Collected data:
======

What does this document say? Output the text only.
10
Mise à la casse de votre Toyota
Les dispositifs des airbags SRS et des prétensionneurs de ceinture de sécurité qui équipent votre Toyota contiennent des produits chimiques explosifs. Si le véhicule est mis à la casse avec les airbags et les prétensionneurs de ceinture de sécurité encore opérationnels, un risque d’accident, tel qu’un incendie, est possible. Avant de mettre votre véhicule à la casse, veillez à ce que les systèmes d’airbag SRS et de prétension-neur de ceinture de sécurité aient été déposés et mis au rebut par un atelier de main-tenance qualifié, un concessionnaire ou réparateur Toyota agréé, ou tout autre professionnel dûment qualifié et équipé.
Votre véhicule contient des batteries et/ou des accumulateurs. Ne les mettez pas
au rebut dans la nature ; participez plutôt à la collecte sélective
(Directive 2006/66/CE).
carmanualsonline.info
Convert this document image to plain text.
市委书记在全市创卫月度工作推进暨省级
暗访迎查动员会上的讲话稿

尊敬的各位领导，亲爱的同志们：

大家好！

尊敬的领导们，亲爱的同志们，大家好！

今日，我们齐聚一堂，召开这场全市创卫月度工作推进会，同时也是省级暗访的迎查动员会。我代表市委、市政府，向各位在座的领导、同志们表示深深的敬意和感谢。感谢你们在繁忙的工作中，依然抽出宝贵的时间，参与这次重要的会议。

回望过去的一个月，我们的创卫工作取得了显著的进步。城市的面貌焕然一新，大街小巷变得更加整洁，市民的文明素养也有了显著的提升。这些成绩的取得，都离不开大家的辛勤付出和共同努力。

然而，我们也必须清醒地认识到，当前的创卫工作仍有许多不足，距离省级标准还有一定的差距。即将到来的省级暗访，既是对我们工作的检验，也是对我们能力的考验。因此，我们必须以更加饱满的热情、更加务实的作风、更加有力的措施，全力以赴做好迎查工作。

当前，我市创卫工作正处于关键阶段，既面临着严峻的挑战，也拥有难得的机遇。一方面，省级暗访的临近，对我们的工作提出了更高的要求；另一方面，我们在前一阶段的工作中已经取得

======

→ **BRIEF**:
Would you write down every record again, exactly?

→ **RESULT BELOW**:
What does this document say? Output the text only.
10
Mise à la casse de votre Toyota
Les dispositifs des airbags SRS et des prétensionneurs de ceinture de sécurité qui équipent votre Toyota contiennent des produits chimiques explosifs. Si le véhicule est mis à la casse avec les airbags et les prétensionneurs de ceinture de sécurité encore opérationnels, un risque d’accident, tel qu’un incendie, est possible. Avant de mettre votre véhicule à la casse, veillez à ce que les systèmes d’airbag SRS et de prétension-neur de ceinture de sécurité aient été déposés et mis au rebut par un atelier de main-tenance qualifié, un concessionnaire ou réparateur Toyota agréé, ou tout autre professionnel dûment qualifié et équipé.
Votre véhicule contient des batteries et/ou des accumulateurs. Ne les mettez pas
au rebut dans la nature ; participez plutôt à la collecte sélective
(Directive 2006/66/CE).
carmanualsonline.info
Convert this document image to plain text.
市委书记在全市创卫月度工作推进暨省级
暗访迎查动员会上的讲话稿

尊敬的各位领导，亲爱的同志们：

大家好！

尊敬的领导们，亲爱的同志们，大家好！

今日，我们齐聚一堂，召开这场全市创卫月度工作推进会，同时也是省级暗访的迎查动员会。我代表市委、市政府，向各位在座的领导、同志们表示深深的敬意和感谢。感谢你们在繁忙的工作中，依然抽出宝贵的时间，参与这次重要的会议。

回望过去的一个月，我们的创卫工作取得了显著的进步。城市的面貌焕然一新，大街小巷变得更加整洁，市民的文明素养也有了显著的提升。这些成绩的取得，都离不开大家的辛勤付出和共同努力。

然而，我们也必须清醒地认识到，当前的创卫工作仍有许多不足，距离省级标准还有一定的差距。即将到来的省级暗访，既是对我们工作的检验，也是对我们能力的考验。因此，我们必须以更加饱满的热情、更加务实的作风、更加有力的措施，全力以赴做好迎查工作。

当前，我市创卫工作正处于关键阶段，既面临着严峻的挑战，也拥有难得的机遇。一方面，省级暗访的临近，对我们的工作提出了更高的要求；另一方面，我们在前一阶段的工作中已经取得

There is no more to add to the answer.